§ **DATA SHOWN**:
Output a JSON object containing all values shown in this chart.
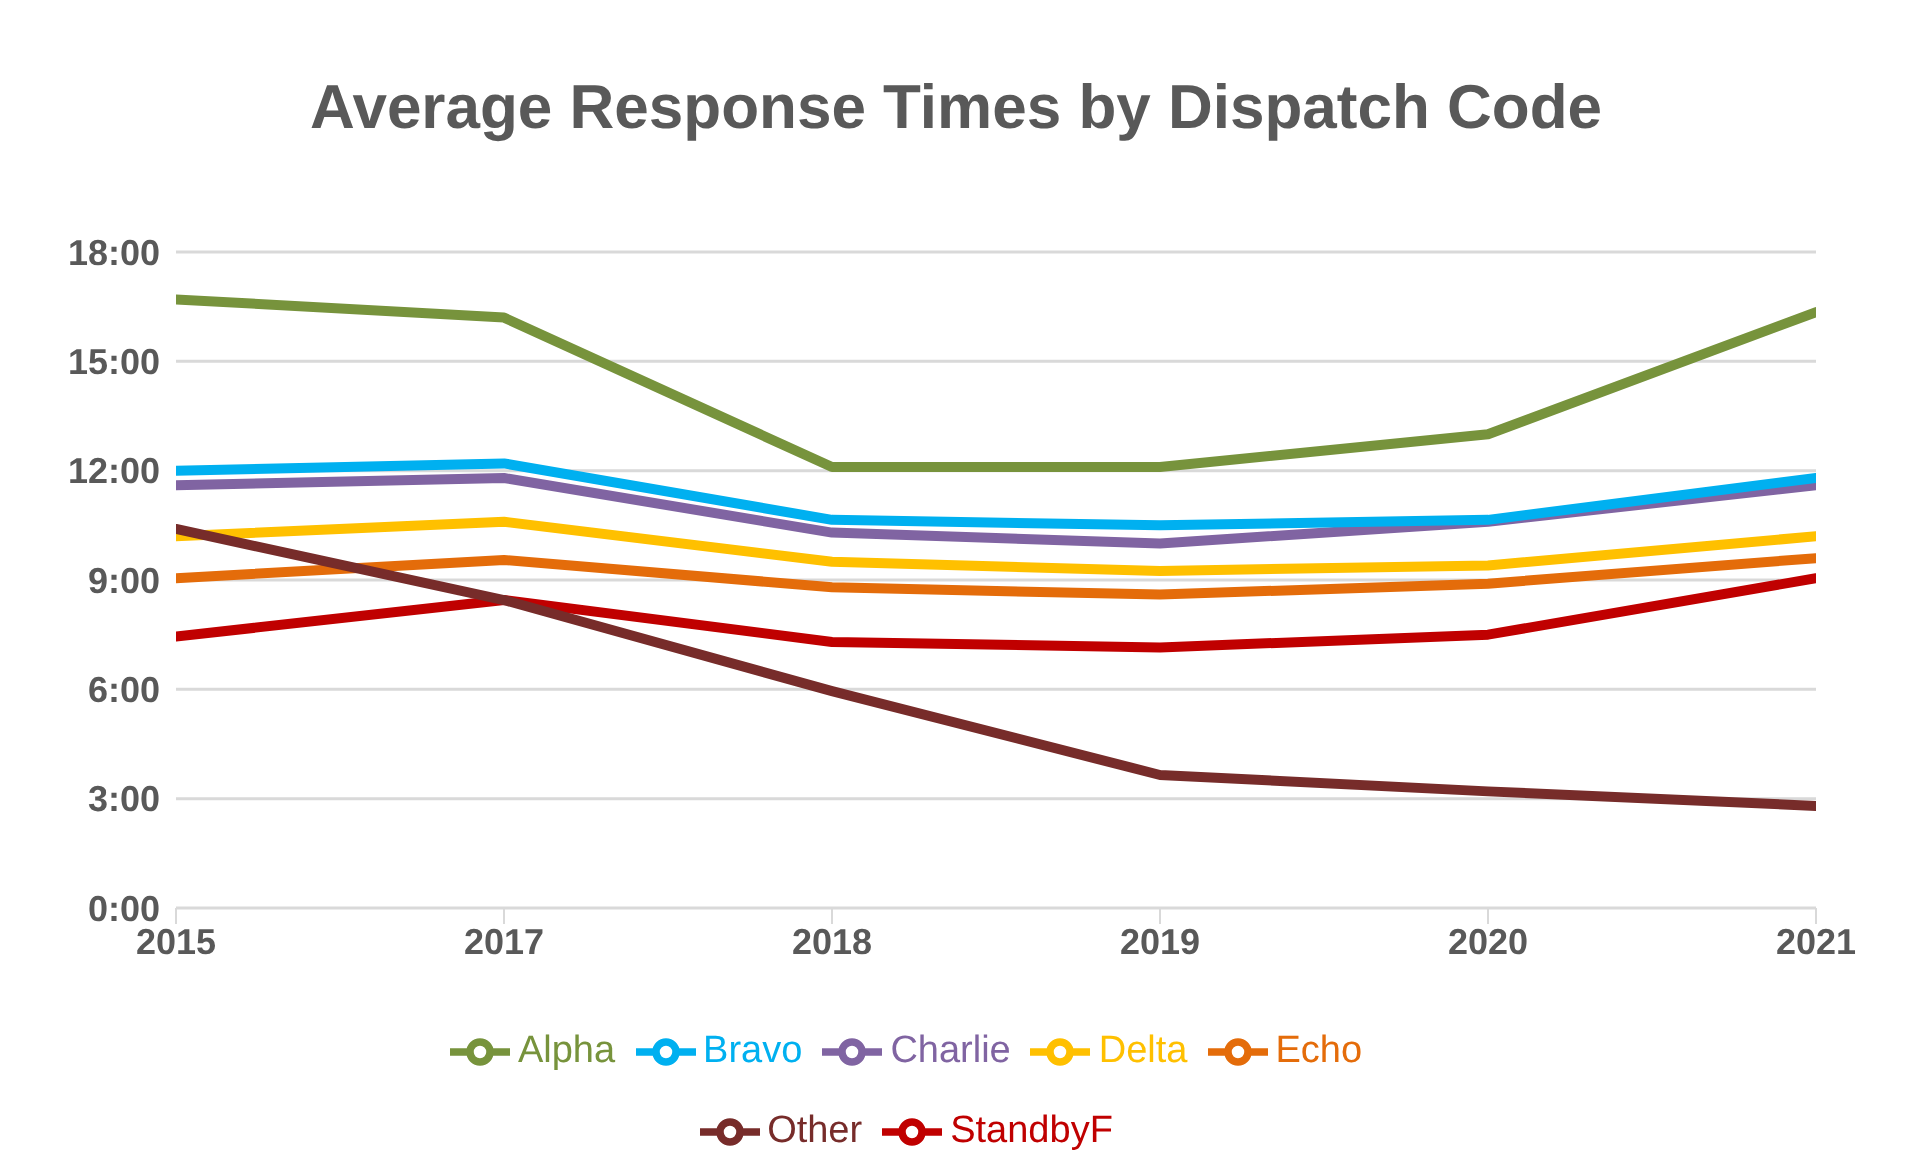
{
  "chart_data": {
    "type": "line",
    "title": "Average Response Times by Dispatch Code",
    "categories": [
      "2015",
      "2017",
      "2018",
      "2019",
      "2020",
      "2021"
    ],
    "series": [
      {
        "name": "Echo",
        "color": "#e46c0a",
        "values": [
          9.05,
          9.55,
          8.8,
          8.6,
          8.9,
          9.6
        ]
      },
      {
        "name": "Delta",
        "color": "#ffc000",
        "values": [
          10.2,
          10.6,
          9.5,
          9.25,
          9.4,
          10.2
        ]
      },
      {
        "name": "Charlie",
        "color": "#8064a2",
        "values": [
          11.6,
          11.8,
          10.3,
          10.0,
          10.6,
          11.6
        ]
      },
      {
        "name": "Bravo",
        "color": "#00b0f0",
        "values": [
          12.0,
          12.2,
          10.65,
          10.5,
          10.65,
          11.8
        ]
      },
      {
        "name": "Alpha",
        "color": "#77933c",
        "values": [
          16.7,
          16.2,
          12.1,
          12.1,
          13.0,
          16.35
        ]
      },
      {
        "name": "StandbyF",
        "color": "#c00000",
        "values": [
          7.45,
          8.45,
          7.3,
          7.15,
          7.5,
          9.05
        ]
      },
      {
        "name": "Other",
        "color": "#772c2a",
        "values": [
          10.4,
          8.45,
          5.95,
          3.65,
          3.2,
          2.8
        ]
      }
    ],
    "ylim": [
      0,
      18
    ],
    "yticks": [
      {
        "value": 0,
        "label": "0:00"
      },
      {
        "value": 3,
        "label": "3:00"
      },
      {
        "value": 6,
        "label": "6:00"
      },
      {
        "value": 9,
        "label": "9:00"
      },
      {
        "value": 12,
        "label": "12:00"
      },
      {
        "value": 15,
        "label": "15:00"
      },
      {
        "value": 18,
        "label": "18:00"
      }
    ],
    "grid": "y",
    "legend": "bottom",
    "marker": "none",
    "line_style": "solid"
  }
}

§ **EXERCISE GOAL**: From the entries above, extract every line where the word "color" appears.

§ **SOLUTION**:
        "color": "#e46c0a",
        "color": "#ffc000",
        "color": "#8064a2",
        "color": "#00b0f0",
        "color": "#77933c",
        "color": "#c00000",
        "color": "#772c2a",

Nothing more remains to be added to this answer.